Objective:
Copy every line of the entries that includes the word "Group".
START Data rows
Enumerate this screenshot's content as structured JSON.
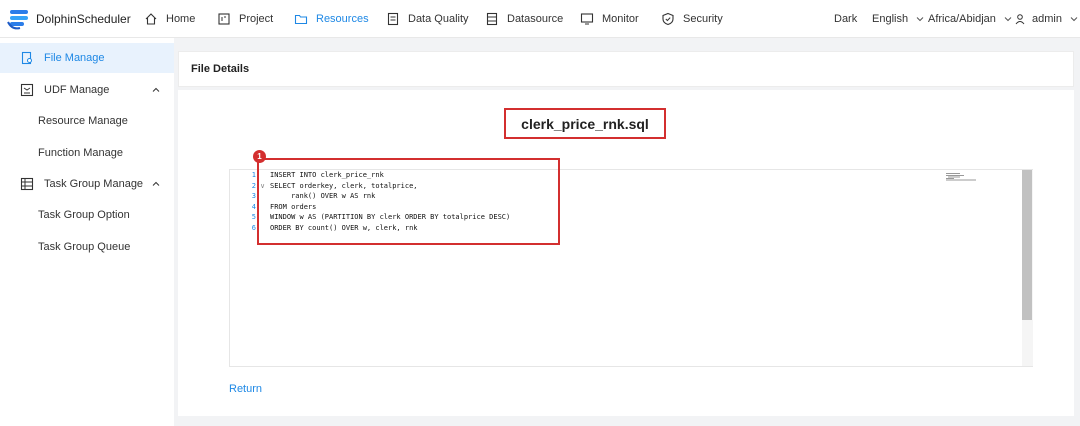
{
  "app": {
    "name": "DolphinScheduler"
  },
  "nav": {
    "home": "Home",
    "project": "Project",
    "resources": "Resources",
    "data_quality": "Data Quality",
    "datasource": "Datasource",
    "monitor": "Monitor",
    "security": "Security"
  },
  "header_right": {
    "theme": "Dark",
    "language": "English",
    "timezone": "Africa/Abidjan",
    "user": "admin"
  },
  "sidebar": {
    "file_manage": "File Manage",
    "udf_manage": "UDF Manage",
    "resource_manage": "Resource Manage",
    "function_manage": "Function Manage",
    "task_group_manage": "Task Group Manage",
    "task_group_option": "Task Group Option",
    "task_group_queue": "Task Group Queue"
  },
  "page": {
    "title": "File Details",
    "file_name": "clerk_price_rnk.sql",
    "annotation_number": "1",
    "return_label": "Return"
  },
  "editor": {
    "line_numbers": [
      "1",
      "2",
      "3",
      "4",
      "5",
      "6"
    ],
    "lines": [
      "INSERT INTO clerk_price_rnk",
      "SELECT orderkey, clerk, totalprice,",
      "     rank() OVER w AS rnk",
      "FROM orders",
      "WINDOW w AS (PARTITION BY clerk ORDER BY totalprice DESC)",
      "ORDER BY count() OVER w, clerk, rnk"
    ],
    "scroll_position": 0
  },
  "colors": {
    "accent": "#1e88e5",
    "annotation_red": "#d32f2f",
    "active_bg": "#e8f2fd"
  }
}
END Data rows
Result below:
    "task_group_manage": "Task Group Manage",
    "task_group_option": "Task Group Option",
    "task_group_queue": "Task Group Queue"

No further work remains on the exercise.